• Short task: From the entries below, copy out every line with "urwatools" in it.

-- Start Supplied data --

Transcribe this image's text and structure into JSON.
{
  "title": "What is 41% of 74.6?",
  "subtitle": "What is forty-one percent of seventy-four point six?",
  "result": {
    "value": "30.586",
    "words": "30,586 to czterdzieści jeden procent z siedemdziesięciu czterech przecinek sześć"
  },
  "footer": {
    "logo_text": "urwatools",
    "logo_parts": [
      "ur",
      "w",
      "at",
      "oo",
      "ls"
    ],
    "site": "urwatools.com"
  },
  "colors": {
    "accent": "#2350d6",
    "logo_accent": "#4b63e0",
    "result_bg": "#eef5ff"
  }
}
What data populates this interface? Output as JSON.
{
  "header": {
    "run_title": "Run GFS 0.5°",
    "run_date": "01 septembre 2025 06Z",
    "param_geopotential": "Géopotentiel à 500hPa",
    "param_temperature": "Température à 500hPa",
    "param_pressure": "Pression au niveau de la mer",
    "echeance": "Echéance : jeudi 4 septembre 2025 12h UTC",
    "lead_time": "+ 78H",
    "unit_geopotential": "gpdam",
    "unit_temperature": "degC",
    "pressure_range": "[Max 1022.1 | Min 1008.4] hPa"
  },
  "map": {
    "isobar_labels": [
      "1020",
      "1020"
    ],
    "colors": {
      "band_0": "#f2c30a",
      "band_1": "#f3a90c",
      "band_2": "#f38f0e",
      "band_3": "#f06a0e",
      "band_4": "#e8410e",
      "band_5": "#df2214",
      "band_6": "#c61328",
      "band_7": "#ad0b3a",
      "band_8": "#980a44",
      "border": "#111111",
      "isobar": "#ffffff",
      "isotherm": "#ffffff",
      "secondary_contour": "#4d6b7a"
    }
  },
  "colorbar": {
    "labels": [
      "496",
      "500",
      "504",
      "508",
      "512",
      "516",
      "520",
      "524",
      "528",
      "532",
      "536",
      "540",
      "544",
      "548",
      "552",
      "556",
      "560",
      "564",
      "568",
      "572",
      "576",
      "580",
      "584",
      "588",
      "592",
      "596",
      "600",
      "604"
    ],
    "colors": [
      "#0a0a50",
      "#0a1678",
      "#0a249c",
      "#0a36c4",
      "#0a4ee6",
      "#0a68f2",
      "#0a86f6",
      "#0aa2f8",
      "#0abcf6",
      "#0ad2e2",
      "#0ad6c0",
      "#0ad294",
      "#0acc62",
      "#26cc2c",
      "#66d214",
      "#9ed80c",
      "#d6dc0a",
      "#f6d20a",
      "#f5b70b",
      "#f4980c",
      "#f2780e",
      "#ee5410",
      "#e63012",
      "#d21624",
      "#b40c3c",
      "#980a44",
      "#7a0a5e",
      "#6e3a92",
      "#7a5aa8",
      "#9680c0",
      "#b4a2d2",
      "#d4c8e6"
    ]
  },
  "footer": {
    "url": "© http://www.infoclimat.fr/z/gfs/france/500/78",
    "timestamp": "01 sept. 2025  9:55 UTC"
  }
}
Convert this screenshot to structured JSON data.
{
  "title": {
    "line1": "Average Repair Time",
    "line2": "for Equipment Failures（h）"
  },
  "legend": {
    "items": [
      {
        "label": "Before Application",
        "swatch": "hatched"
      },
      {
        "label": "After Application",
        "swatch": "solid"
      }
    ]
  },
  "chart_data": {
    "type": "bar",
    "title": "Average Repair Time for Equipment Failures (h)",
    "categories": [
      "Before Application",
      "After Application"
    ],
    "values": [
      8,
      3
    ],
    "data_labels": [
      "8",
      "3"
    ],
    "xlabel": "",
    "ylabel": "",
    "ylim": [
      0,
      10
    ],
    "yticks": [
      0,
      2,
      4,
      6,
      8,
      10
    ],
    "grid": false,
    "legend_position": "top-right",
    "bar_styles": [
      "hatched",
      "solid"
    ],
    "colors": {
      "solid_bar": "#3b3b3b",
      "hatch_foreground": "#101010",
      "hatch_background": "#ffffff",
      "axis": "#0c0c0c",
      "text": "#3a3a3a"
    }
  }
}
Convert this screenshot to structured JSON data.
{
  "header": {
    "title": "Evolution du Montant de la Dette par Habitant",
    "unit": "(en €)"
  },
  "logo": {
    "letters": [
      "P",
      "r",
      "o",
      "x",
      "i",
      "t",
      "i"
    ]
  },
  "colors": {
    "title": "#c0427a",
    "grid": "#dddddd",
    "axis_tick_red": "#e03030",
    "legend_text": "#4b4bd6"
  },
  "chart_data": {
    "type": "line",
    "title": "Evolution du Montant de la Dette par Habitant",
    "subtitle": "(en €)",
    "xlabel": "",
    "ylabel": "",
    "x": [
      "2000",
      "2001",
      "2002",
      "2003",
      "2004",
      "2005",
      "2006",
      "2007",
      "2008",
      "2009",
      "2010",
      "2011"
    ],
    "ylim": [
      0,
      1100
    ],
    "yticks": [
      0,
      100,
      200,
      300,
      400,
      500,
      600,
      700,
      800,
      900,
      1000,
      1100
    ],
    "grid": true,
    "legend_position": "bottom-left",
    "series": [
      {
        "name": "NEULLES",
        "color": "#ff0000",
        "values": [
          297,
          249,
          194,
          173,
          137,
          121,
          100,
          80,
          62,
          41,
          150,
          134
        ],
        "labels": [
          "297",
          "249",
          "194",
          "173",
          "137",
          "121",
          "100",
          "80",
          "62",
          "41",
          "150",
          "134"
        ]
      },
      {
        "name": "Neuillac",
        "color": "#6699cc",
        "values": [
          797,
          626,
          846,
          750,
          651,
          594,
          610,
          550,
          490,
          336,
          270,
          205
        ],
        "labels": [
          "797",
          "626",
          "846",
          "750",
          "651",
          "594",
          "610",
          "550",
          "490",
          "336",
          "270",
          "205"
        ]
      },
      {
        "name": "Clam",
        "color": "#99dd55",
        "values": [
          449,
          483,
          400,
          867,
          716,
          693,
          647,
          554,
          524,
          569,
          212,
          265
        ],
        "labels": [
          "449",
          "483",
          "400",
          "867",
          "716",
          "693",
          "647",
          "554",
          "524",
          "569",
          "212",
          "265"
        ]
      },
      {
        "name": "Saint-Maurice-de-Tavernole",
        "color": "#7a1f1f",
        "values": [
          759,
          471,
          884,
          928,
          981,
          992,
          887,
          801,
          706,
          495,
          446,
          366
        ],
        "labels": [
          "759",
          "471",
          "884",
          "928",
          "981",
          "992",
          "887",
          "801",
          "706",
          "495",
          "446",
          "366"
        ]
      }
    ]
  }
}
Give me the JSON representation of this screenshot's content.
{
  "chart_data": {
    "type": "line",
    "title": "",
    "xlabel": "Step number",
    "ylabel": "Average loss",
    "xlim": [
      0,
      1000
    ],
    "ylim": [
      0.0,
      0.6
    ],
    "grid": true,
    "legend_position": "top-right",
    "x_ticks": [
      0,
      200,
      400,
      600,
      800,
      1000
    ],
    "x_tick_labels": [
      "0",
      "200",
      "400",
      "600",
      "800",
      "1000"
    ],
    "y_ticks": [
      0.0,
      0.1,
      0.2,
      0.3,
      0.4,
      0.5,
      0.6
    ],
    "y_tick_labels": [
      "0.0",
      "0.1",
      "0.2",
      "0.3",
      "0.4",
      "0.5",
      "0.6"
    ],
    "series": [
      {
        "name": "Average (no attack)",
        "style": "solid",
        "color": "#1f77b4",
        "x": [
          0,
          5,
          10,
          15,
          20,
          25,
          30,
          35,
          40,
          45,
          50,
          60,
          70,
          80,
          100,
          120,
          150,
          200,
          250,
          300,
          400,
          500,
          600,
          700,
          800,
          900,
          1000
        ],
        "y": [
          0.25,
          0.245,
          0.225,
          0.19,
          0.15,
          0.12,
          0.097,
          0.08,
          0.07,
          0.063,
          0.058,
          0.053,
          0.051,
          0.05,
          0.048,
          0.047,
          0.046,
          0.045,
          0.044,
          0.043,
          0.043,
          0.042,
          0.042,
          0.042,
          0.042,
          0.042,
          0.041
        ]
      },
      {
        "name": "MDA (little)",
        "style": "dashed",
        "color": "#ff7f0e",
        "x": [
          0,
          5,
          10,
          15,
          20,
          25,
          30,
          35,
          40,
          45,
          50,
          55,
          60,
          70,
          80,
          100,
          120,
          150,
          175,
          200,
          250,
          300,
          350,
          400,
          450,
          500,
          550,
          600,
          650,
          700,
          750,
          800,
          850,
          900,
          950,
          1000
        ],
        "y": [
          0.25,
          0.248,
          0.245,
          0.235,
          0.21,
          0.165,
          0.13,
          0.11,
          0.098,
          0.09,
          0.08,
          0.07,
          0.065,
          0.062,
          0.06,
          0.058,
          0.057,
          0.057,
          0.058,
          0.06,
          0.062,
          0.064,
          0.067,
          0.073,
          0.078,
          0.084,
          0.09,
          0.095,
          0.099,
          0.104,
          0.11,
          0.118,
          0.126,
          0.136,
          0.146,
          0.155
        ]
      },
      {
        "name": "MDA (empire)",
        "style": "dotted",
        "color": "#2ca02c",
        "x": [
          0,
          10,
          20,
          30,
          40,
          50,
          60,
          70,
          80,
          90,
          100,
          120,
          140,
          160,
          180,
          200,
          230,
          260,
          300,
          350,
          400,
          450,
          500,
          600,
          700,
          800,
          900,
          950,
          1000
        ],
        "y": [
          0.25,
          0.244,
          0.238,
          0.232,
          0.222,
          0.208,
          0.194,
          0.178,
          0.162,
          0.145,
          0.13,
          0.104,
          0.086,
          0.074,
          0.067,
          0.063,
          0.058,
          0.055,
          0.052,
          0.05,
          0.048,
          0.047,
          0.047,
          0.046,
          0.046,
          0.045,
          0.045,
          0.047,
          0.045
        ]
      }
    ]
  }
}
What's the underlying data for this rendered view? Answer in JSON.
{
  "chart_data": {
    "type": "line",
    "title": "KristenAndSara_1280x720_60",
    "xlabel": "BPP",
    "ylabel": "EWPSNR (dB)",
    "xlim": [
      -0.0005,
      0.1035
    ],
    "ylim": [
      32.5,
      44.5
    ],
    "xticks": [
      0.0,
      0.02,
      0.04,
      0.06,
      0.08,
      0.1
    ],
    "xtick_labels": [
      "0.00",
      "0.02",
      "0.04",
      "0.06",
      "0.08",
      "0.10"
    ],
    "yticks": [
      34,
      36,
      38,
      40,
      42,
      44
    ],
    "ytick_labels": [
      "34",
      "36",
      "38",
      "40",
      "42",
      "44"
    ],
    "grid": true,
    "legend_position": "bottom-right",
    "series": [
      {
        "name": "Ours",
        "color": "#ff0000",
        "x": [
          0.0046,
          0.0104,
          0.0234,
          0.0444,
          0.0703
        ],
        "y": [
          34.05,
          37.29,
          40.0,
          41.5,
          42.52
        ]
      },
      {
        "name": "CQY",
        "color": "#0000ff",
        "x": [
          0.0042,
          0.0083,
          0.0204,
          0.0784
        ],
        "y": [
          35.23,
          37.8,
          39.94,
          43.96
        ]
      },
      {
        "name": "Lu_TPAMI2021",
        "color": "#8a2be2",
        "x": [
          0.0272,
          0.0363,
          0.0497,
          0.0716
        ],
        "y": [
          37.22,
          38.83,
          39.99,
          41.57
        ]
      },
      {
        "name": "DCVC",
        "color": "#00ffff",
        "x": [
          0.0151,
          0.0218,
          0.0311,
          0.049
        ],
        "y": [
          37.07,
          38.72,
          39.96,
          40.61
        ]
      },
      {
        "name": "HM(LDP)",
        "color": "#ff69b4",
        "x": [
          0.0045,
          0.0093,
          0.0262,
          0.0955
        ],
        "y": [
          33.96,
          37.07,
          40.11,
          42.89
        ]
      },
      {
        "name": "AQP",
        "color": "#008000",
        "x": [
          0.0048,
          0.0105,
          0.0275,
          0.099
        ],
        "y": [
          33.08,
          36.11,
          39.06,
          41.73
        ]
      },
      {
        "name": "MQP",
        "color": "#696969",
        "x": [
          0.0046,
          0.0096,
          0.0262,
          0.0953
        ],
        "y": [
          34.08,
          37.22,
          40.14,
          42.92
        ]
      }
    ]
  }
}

-- End Supplied data --

• Task solution:
    "logo_text": "urwatools",
    "site": "urwatools.com"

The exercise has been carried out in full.